Whisper of the Open Road

John Moore
Aug 1, 2008
Photographers: Larry S. Saavedra, Airstream, Charles Levin
Few people today realize that it wasn't until after World War II that we had a single paved highway that ran all the way across the United States. The now storied old Route 66 at the time was hardly what we would call a highway today. Its two narrow lanes meandered slowly westward, sniffing the air for the easy terrain, and most of the roads giving access to it were, well, improvement challenged.
Photo 2/8   |   Airstreams never go out of fashion, they have become the icon of RV travel world-wide.
General Eisenhower had been impressed with the autobahn system he had seen in Germany during the war, and he recognized that its effectiveness in providing corridors for the rapid movement of war materiel across that relatively small country had huge potential for both commerce and pleasure in a country as large as the U.S. When he became President in 1953 he set about implementing what we now know as the Interstate Highway system.

**What you need to do:**
#1 In the article about the open road, in what year did Eisenhower become President?
#2 Quote the lines of the records from the line with "Point: [287, 549, 309, 563]" to the line with "Point: [150, 532, 173, 546]", both included.

**Records provided:**
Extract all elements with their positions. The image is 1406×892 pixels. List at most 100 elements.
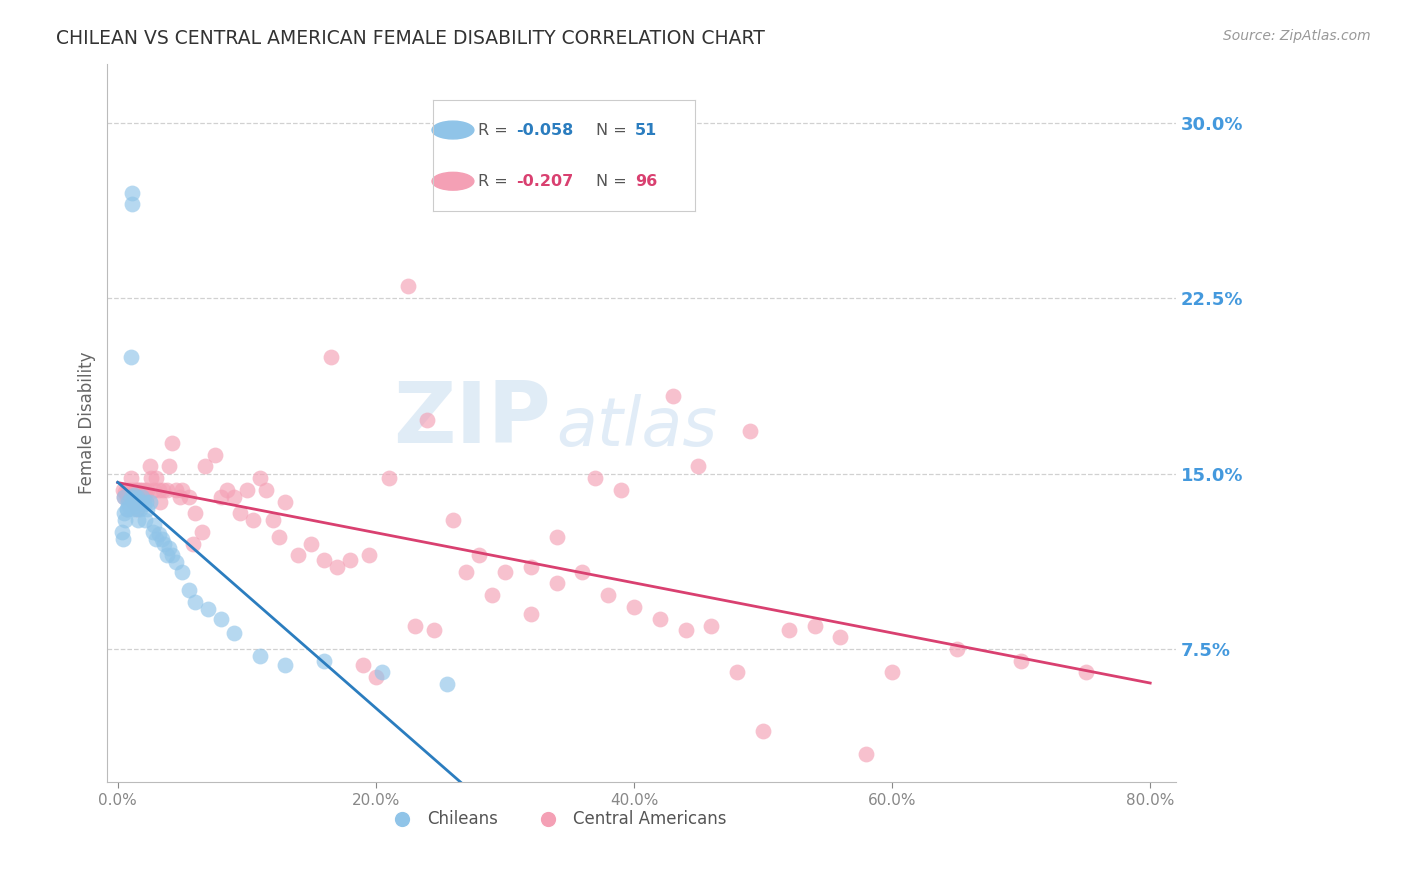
Point: [287, 549, 309, 563]
Point: [396, 279, 419, 293]
Point: [546, 530, 568, 544]
Point: [165, 483, 187, 497]
Point: [125, 501, 148, 516]
Y-axis label: Female Disability: Female Disability: [79, 352, 96, 494]
Point: [142, 524, 165, 539]
Point: [160, 436, 183, 450]
Point: [209, 490, 232, 504]
Point: [169, 490, 191, 504]
Point: [136, 501, 159, 516]
Point: [725, 665, 748, 680]
Point: [267, 530, 290, 544]
Point: [135, 494, 157, 508]
Point: [131, 490, 153, 504]
Point: [610, 483, 633, 497]
Point: [740, 425, 762, 439]
Point: [352, 658, 374, 673]
Point: [184, 595, 207, 609]
Point: [519, 607, 541, 621]
Point: [145, 532, 167, 546]
Point: [855, 747, 877, 762]
Point: [114, 513, 136, 527]
Point: [314, 553, 336, 567]
Point: [127, 494, 149, 508]
Point: [778, 624, 800, 638]
Point: [134, 513, 156, 527]
Point: [117, 494, 139, 508]
Point: [194, 459, 217, 474]
Point: [157, 459, 180, 474]
Point: [229, 506, 252, 520]
Point: [181, 537, 204, 551]
Point: [124, 487, 146, 501]
Point: [880, 665, 903, 680]
Point: [623, 599, 645, 614]
Point: [124, 483, 146, 497]
Point: [136, 483, 159, 497]
Point: [160, 549, 183, 563]
Point: [371, 665, 394, 680]
Point: [117, 483, 139, 497]
Point: [236, 483, 259, 497]
Point: [120, 350, 142, 364]
Point: [249, 471, 271, 485]
Point: [519, 560, 541, 574]
Point: [546, 576, 568, 591]
Point: [172, 565, 194, 579]
Point: [700, 618, 723, 632]
Point: [120, 490, 142, 504]
Point: [125, 483, 148, 497]
Point: [441, 513, 464, 527]
Point: [135, 490, 157, 504]
Point: [125, 494, 148, 508]
Point: [661, 389, 683, 403]
Point: [222, 490, 245, 504]
Point: [121, 186, 143, 200]
Point: [132, 490, 155, 504]
Point: [803, 618, 825, 632]
Point: [149, 494, 172, 508]
Point: [197, 602, 219, 616]
Point: [139, 494, 162, 508]
Point: [122, 494, 145, 508]
Point: [111, 532, 134, 546]
Point: [129, 490, 152, 504]
Point: [121, 197, 143, 211]
Point: [423, 624, 446, 638]
Point: [274, 494, 297, 508]
Point: [122, 494, 145, 508]
Point: [122, 501, 145, 516]
Point: [131, 483, 153, 497]
Point: [112, 506, 135, 520]
Point: [752, 723, 775, 738]
Point: [494, 565, 516, 579]
Point: [945, 642, 967, 657]
Point: [125, 490, 148, 504]
Point: [377, 471, 399, 485]
Point: [150, 532, 173, 546]
Point: [688, 459, 710, 474]
Point: [112, 490, 135, 504]
Point: [134, 483, 156, 497]
Text: Source: ZipAtlas.com: Source: ZipAtlas.com: [1223, 29, 1371, 43]
Point: [209, 611, 232, 625]
Point: [156, 483, 179, 497]
Point: [128, 483, 150, 497]
Point: [583, 471, 606, 485]
Point: [127, 483, 149, 497]
Point: [145, 471, 167, 485]
Point: [314, 654, 336, 668]
Point: [571, 565, 593, 579]
Point: [598, 588, 620, 602]
Point: [141, 471, 163, 485]
Point: [124, 500, 146, 514]
Point: [111, 483, 134, 497]
Point: [1010, 654, 1032, 668]
Point: [339, 553, 361, 567]
Point: [115, 501, 138, 516]
Point: [142, 518, 165, 533]
Point: [121, 490, 143, 504]
Point: [364, 670, 387, 684]
Point: [359, 549, 381, 563]
Point: [184, 506, 207, 520]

**Results of the exercise:**
#1 1953

#2
Point: [287, 549, 309, 563]
Point: [396, 279, 419, 293]
Point: [546, 530, 568, 544]
Point: [165, 483, 187, 497]
Point: [125, 501, 148, 516]
Y-axis label: Female Disability: Female Disability: [79, 352, 96, 494]
Point: [142, 524, 165, 539]
Point: [160, 436, 183, 450]
Point: [209, 490, 232, 504]
Point: [169, 490, 191, 504]
Point: [136, 501, 159, 516]
Point: [725, 665, 748, 680]
Point: [267, 530, 290, 544]
Point: [135, 494, 157, 508]
Point: [131, 490, 153, 504]
Point: [610, 483, 633, 497]
Point: [740, 425, 762, 439]
Point: [352, 658, 374, 673]
Point: [184, 595, 207, 609]
Point: [519, 607, 541, 621]
Point: [145, 532, 167, 546]
Point: [855, 747, 877, 762]
Point: [114, 513, 136, 527]
Point: [314, 553, 336, 567]
Point: [127, 494, 149, 508]
Point: [778, 624, 800, 638]
Point: [134, 513, 156, 527]
Point: [117, 494, 139, 508]
Point: [194, 459, 217, 474]
Point: [157, 459, 180, 474]
Point: [229, 506, 252, 520]
Point: [181, 537, 204, 551]
Point: [124, 487, 146, 501]
Point: [880, 665, 903, 680]
Point: [623, 599, 645, 614]
Point: [124, 483, 146, 497]
Point: [136, 483, 159, 497]
Point: [160, 549, 183, 563]
Point: [371, 665, 394, 680]
Point: [117, 483, 139, 497]
Point: [236, 483, 259, 497]
Point: [120, 350, 142, 364]
Point: [249, 471, 271, 485]
Point: [519, 560, 541, 574]
Point: [546, 576, 568, 591]
Point: [172, 565, 194, 579]
Point: [700, 618, 723, 632]
Point: [120, 490, 142, 504]
Point: [125, 483, 148, 497]
Point: [441, 513, 464, 527]
Point: [135, 490, 157, 504]
Point: [125, 494, 148, 508]
Point: [661, 389, 683, 403]
Point: [222, 490, 245, 504]
Point: [121, 186, 143, 200]
Point: [132, 490, 155, 504]
Point: [803, 618, 825, 632]
Point: [149, 494, 172, 508]
Point: [197, 602, 219, 616]
Point: [139, 494, 162, 508]
Point: [122, 494, 145, 508]
Point: [111, 532, 134, 546]
Point: [129, 490, 152, 504]
Point: [121, 197, 143, 211]
Point: [423, 624, 446, 638]
Point: [274, 494, 297, 508]
Point: [122, 494, 145, 508]
Point: [122, 501, 145, 516]
Point: [131, 483, 153, 497]
Point: [112, 506, 135, 520]
Point: [752, 723, 775, 738]
Point: [494, 565, 516, 579]
Point: [945, 642, 967, 657]
Point: [125, 490, 148, 504]
Point: [377, 471, 399, 485]
Point: [150, 532, 173, 546]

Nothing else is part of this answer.